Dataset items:
* Begin *

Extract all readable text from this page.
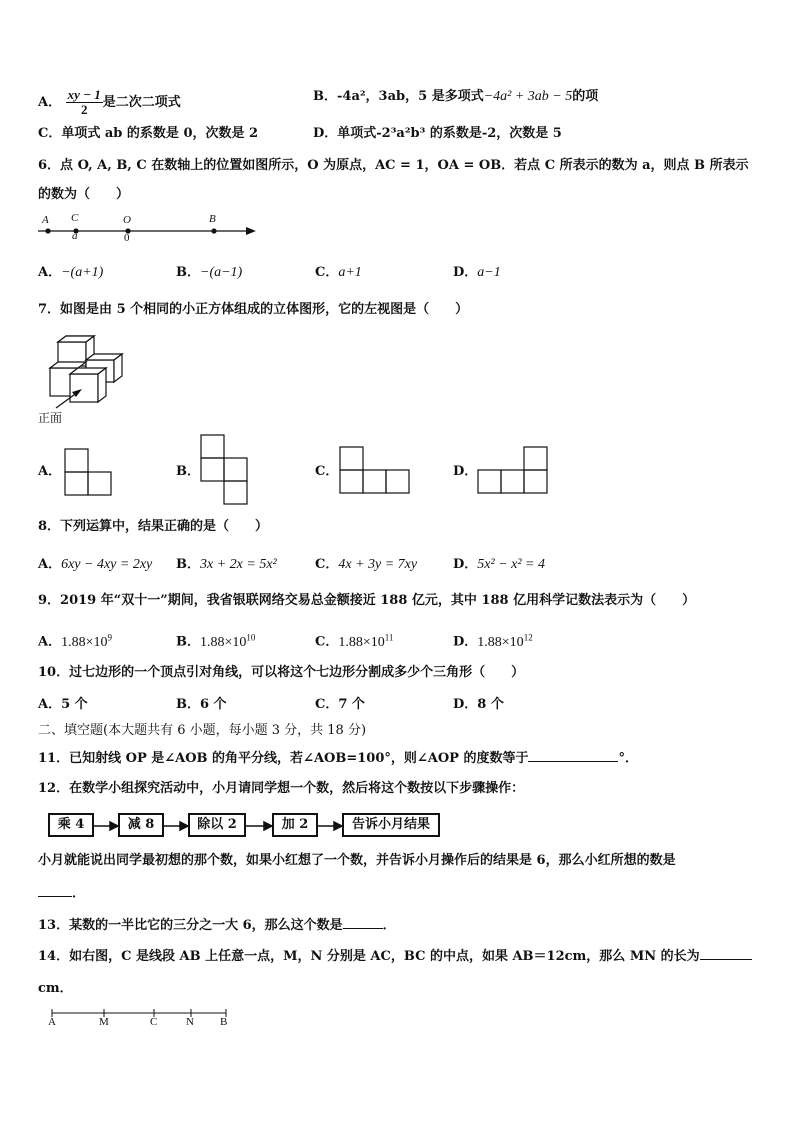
A． $\frac{xy - 1}{2}$ 是二次二项式	B．-4a²，3ab，5 是多项式−4a² + 3ab − 5的项
C．单项式 ab 的系数是 0，次数是 2	D．单项式-2³a²b³ 的系数是-2，次数是 5
6．点 O, A, B, C 在数轴上的位置如图所示，O 为原点，AC = 1，OA = OB．若点 C 所表示的数为 a，则点 B 所表示
的数为（　　）
A C
a
O
0
B
A．−(a+1)	B．−(a−1)	C．a+1	D．a−1
7．如图是由 5 个相同的小正方体组成的立体图形，它的左视图是（　　）
正面
A．	B．	C．	D．
8．下列运算中，结果正确的是（　　）
A．6xy − 4xy = 2xy B．3x + 2x = 5x²	C．4x + 3y = 7xy	D．5x² − x² = 4
9．2019 年“双十一”期间，我省银联网络交易总金额接近 188 亿元，其中 188 亿用科学记数法表示为（　　）
A．$1.88\times 10^9$	B．$1.88\times 10^{10}$	C．$1.88\times 10^{11}$	D．$1.88\times 10^{12}$
10．过七边形的一个顶点引对角线，可以将这个七边形分割成多少个三角形（　　）
A．5 个	B．6 个	C．7 个	D．8 个
二、填空题(本大题共有 6 小题，每小题 3 分，共 18 分)
11．已知射线 OP 是∠AOB 的角平分线，若∠AOB=100°，则∠AOP 的度数等于	°．
12．在数学小组探究活动中，小月请同学想一个数，然后将这个数按以下步骤操作：
乘 4	减 8	除以 2	加 2	告诉小月结果
小月就能说出同学最初想的那个数，如果小红想了一个数，并告诉小月操作后的结果是 6，那么小红所想的数是
．
13．某数的一半比它的三分之一大 6，那么这个数是	．
14．如右图，C 是线段 AB 上任意一点，M，N 分别是 AC，BC 的中点，如果 AB＝12cm，那么 MN 的长为
cm．
A	M	C	N B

* End *

The records above are to be quoted exactly, with all pictures left out.

Extract all readable text from this page.
A． $\frac{xy - 1}{2}$ 是二次二项式	B．-4a²，3ab，5 是多项式−4a² + 3ab − 5的项
C．单项式 ab 的系数是 0，次数是 2	D．单项式-2³a²b³ 的系数是-2，次数是 5
6．点 O, A, B, C 在数轴上的位置如图所示，O 为原点，AC = 1，OA = OB．若点 C 所表示的数为 a，则点 B 所表示
的数为（　　）
A C
a
O
0
B
A．−(a+1)	B．−(a−1)	C．a+1	D．a−1
7．如图是由 5 个相同的小正方体组成的立体图形，它的左视图是（　　）
正面
A．	B．	C．	D．
8．下列运算中，结果正确的是（　　）
A．6xy − 4xy = 2xy B．3x + 2x = 5x²	C．4x + 3y = 7xy	D．5x² − x² = 4
9．2019 年“双十一”期间，我省银联网络交易总金额接近 188 亿元，其中 188 亿用科学记数法表示为（　　）
A．$1.88\times 10^9$	B．$1.88\times 10^{10}$	C．$1.88\times 10^{11}$	D．$1.88\times 10^{12}$
10．过七边形的一个顶点引对角线，可以将这个七边形分割成多少个三角形（　　）
A．5 个	B．6 个	C．7 个	D．8 个
二、填空题(本大题共有 6 小题，每小题 3 分，共 18 分)
11．已知射线 OP 是∠AOB 的角平分线，若∠AOB=100°，则∠AOP 的度数等于	°．
12．在数学小组探究活动中，小月请同学想一个数，然后将这个数按以下步骤操作：
乘 4	减 8	除以 2	加 2	告诉小月结果
小月就能说出同学最初想的那个数，如果小红想了一个数，并告诉小月操作后的结果是 6，那么小红所想的数是
．
13．某数的一半比它的三分之一大 6，那么这个数是	．
14．如右图，C 是线段 AB 上任意一点，M，N 分别是 AC，BC 的中点，如果 AB＝12cm，那么 MN 的长为
cm．
A	M	C	N B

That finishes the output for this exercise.